>> START SUPPLIED RECORDS

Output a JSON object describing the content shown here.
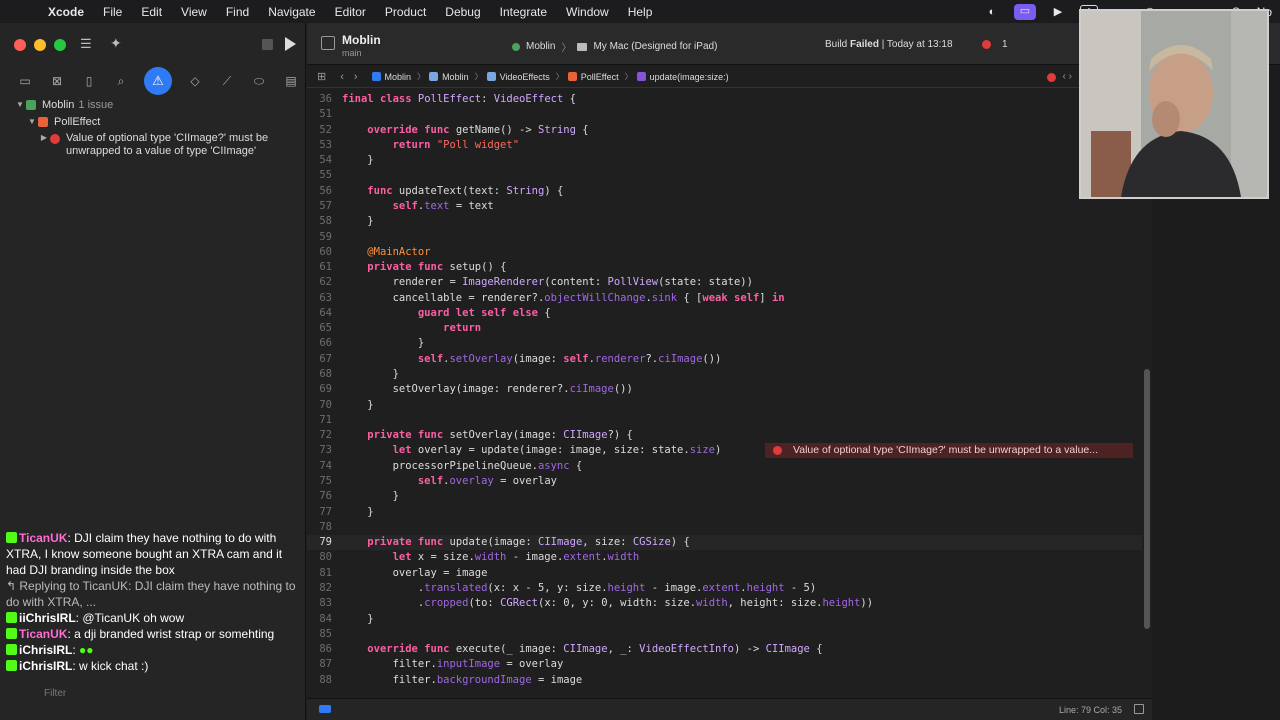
{
  "menubar": {
    "app_name": "Xcode",
    "items": [
      "File",
      "Edit",
      "View",
      "Find",
      "Navigate",
      "Editor",
      "Product",
      "Debug",
      "Integrate",
      "Window",
      "Help"
    ],
    "clock": "Sun No"
  },
  "toolbar": {
    "project_name": "Moblin",
    "branch": "main",
    "scheme": "Moblin",
    "destination": "My Mac (Designed for iPad)",
    "status_prefix": "Build",
    "status_bold": "Failed",
    "status_suffix": "| Today at 13:18",
    "error_count": "1"
  },
  "jumpbar": {
    "crumbs": [
      "Moblin",
      "Moblin",
      "VideoEffects",
      "PollEffect",
      "update(image:size:)"
    ]
  },
  "navigator": {
    "project": "Moblin",
    "issue_count": "1 issue",
    "file": "PollEffect",
    "error_message": "Value of optional type 'CIImage?' must be unwrapped to a value of type 'CIImage'"
  },
  "chat": {
    "msg1_user": "TicanUK",
    "msg1_text": ": DJI claim they have nothing to do with XTRA, I know someone bought an XTRA cam and it had DJI branding inside the box",
    "reply": "Replying to TicanUK: DJI claim they have nothing to do with XTRA, ...",
    "msg2_user": "iiChrisIRL",
    "msg2_text": ": @TicanUK oh wow",
    "msg3_user": "TicanUK",
    "msg3_text": ": a dji branded wrist strap or somehting",
    "msg4_user": "iChrisIRL",
    "msg4_text": ":",
    "msg5_user": "iChrisIRL",
    "msg5_text": ": w kick chat :)",
    "filter_placeholder": "Filter"
  },
  "editor": {
    "inline_error": "Value of optional type 'CIImage?' must be unwrapped to a value...",
    "lines": [
      {
        "n": "36",
        "code": "final class PollEffect: VideoEffect {"
      },
      {
        "n": "51",
        "code": ""
      },
      {
        "n": "52",
        "code": "    override func getName() -> String {"
      },
      {
        "n": "53",
        "code": "        return \"Poll widget\""
      },
      {
        "n": "54",
        "code": "    }"
      },
      {
        "n": "55",
        "code": ""
      },
      {
        "n": "56",
        "code": "    func updateText(text: String) {"
      },
      {
        "n": "57",
        "code": "        self.text = text"
      },
      {
        "n": "58",
        "code": "    }"
      },
      {
        "n": "59",
        "code": ""
      },
      {
        "n": "60",
        "code": "    @MainActor"
      },
      {
        "n": "61",
        "code": "    private func setup() {"
      },
      {
        "n": "62",
        "code": "        renderer = ImageRenderer(content: PollView(state: state))"
      },
      {
        "n": "63",
        "code": "        cancellable = renderer?.objectWillChange.sink { [weak self] in"
      },
      {
        "n": "64",
        "code": "            guard let self else {"
      },
      {
        "n": "65",
        "code": "                return"
      },
      {
        "n": "66",
        "code": "            }"
      },
      {
        "n": "67",
        "code": "            self.setOverlay(image: self.renderer?.ciImage())"
      },
      {
        "n": "68",
        "code": "        }"
      },
      {
        "n": "69",
        "code": "        setOverlay(image: renderer?.ciImage())"
      },
      {
        "n": "70",
        "code": "    }"
      },
      {
        "n": "71",
        "code": ""
      },
      {
        "n": "72",
        "code": "    private func setOverlay(image: CIImage?) {"
      },
      {
        "n": "73",
        "code": "        let overlay = update(image: image, size: state.size)"
      },
      {
        "n": "74",
        "code": "        processorPipelineQueue.async {"
      },
      {
        "n": "75",
        "code": "            self.overlay = overlay"
      },
      {
        "n": "76",
        "code": "        }"
      },
      {
        "n": "77",
        "code": "    }"
      },
      {
        "n": "78",
        "code": ""
      },
      {
        "n": "79",
        "code": "    private func update(image: CIImage, size: CGSize) {"
      },
      {
        "n": "80",
        "code": "        let x = size.width - image.extent.width"
      },
      {
        "n": "81",
        "code": "        overlay = image"
      },
      {
        "n": "82",
        "code": "            .translated(x: x - 5, y: size.height - image.extent.height - 5)"
      },
      {
        "n": "83",
        "code": "            .cropped(to: CGRect(x: 0, y: 0, width: size.width, height: size.height))"
      },
      {
        "n": "84",
        "code": "    }"
      },
      {
        "n": "85",
        "code": ""
      },
      {
        "n": "86",
        "code": "    override func execute(_ image: CIImage, _: VideoEffectInfo) -> CIImage {"
      },
      {
        "n": "87",
        "code": "        filter.inputImage = overlay"
      },
      {
        "n": "88",
        "code": "        filter.backgroundImage = image"
      }
    ]
  },
  "statusbar": {
    "position": "Line: 79  Col: 35"
  },
  "colors": {
    "accent": "#2f7bf6",
    "error": "#e23b3b",
    "keyword": "#fc5fa3",
    "type": "#d0a8ff",
    "string": "#fc6a5d"
  }
}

>> END SUPPLIED RECORDS

PROBLEM TO SOLVE ->
For the data above, state how many lines contain "TicanUK"; the number is the whole answer.

EXERCISE SOLUTION ->
4